Task requirements>
Show all lines holding "color".

[Extracted records]
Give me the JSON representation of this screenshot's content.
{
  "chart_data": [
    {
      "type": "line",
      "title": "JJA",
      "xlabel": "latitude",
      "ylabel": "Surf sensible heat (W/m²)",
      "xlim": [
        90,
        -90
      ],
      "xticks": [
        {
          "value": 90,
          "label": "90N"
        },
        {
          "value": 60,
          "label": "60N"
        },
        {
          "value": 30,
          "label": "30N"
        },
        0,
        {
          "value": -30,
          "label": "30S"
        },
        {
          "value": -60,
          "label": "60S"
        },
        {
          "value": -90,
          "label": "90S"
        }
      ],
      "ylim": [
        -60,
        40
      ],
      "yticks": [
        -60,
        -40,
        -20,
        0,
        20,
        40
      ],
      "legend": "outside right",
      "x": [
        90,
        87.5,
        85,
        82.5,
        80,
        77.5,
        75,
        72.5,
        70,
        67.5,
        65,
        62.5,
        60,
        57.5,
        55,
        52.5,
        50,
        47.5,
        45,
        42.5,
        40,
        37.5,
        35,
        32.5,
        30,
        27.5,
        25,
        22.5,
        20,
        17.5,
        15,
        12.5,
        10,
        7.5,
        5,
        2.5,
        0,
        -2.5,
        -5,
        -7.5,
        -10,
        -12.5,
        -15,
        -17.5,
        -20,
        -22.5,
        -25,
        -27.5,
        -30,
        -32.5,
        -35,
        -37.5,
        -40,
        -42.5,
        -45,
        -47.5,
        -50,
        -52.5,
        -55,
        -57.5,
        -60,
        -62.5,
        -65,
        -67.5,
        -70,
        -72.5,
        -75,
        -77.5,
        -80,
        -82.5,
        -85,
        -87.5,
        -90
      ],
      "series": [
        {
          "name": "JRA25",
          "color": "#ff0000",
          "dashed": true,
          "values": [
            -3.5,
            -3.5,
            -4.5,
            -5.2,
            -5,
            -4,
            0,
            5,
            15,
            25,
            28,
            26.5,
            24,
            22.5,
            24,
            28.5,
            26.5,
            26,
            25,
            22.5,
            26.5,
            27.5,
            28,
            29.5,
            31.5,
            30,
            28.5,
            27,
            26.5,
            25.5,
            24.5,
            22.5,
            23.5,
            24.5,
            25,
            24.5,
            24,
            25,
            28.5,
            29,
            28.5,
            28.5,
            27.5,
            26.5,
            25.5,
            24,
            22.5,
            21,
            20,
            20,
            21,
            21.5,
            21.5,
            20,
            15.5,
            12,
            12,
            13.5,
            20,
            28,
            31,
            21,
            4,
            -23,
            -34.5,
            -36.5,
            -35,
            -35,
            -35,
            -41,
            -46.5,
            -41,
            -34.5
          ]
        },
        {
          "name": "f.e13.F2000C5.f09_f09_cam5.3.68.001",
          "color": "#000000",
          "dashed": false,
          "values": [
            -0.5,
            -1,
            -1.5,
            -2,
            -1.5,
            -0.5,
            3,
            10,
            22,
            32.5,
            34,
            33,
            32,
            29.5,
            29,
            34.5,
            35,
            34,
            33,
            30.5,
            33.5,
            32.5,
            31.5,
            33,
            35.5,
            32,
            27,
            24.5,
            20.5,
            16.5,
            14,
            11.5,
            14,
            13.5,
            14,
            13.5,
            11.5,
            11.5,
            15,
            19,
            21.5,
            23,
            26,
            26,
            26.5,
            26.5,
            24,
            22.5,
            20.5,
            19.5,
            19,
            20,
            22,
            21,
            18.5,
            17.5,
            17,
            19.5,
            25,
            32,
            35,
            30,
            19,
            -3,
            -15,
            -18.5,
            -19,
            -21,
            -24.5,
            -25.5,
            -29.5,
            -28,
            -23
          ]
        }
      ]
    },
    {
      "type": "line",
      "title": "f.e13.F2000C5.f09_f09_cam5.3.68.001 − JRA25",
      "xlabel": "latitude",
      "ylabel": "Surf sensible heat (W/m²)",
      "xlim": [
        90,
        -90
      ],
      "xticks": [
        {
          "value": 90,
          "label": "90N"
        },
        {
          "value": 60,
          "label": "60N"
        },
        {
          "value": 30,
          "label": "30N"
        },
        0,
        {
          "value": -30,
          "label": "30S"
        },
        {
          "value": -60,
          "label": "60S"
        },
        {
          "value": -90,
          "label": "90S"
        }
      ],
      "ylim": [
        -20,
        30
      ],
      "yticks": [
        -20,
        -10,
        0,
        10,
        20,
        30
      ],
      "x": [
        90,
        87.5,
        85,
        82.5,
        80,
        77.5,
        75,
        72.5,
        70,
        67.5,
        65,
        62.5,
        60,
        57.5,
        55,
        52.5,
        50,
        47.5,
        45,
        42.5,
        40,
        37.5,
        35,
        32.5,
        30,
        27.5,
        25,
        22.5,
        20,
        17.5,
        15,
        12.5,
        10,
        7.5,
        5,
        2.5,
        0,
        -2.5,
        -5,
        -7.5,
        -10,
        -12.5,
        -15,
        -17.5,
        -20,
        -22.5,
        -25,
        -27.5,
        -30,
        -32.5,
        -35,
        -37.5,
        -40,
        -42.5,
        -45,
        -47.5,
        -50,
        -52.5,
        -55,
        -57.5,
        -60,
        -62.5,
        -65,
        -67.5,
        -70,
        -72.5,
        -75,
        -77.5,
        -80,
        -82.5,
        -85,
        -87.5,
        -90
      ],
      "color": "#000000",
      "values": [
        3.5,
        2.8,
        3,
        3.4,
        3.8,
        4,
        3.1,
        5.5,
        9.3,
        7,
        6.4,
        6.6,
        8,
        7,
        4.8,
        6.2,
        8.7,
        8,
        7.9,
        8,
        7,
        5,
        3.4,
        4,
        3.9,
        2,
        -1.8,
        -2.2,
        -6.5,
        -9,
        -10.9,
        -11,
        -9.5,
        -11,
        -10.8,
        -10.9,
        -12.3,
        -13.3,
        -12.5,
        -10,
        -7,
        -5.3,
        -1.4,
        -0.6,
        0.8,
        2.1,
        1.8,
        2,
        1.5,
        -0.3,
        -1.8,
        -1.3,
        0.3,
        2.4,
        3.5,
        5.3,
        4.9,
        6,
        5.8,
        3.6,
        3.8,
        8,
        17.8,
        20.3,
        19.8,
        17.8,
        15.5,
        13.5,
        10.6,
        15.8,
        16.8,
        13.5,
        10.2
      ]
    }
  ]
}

Response to the exercise>
          "color": "#ff0000",
          "color": "#000000",
      "color": "#000000",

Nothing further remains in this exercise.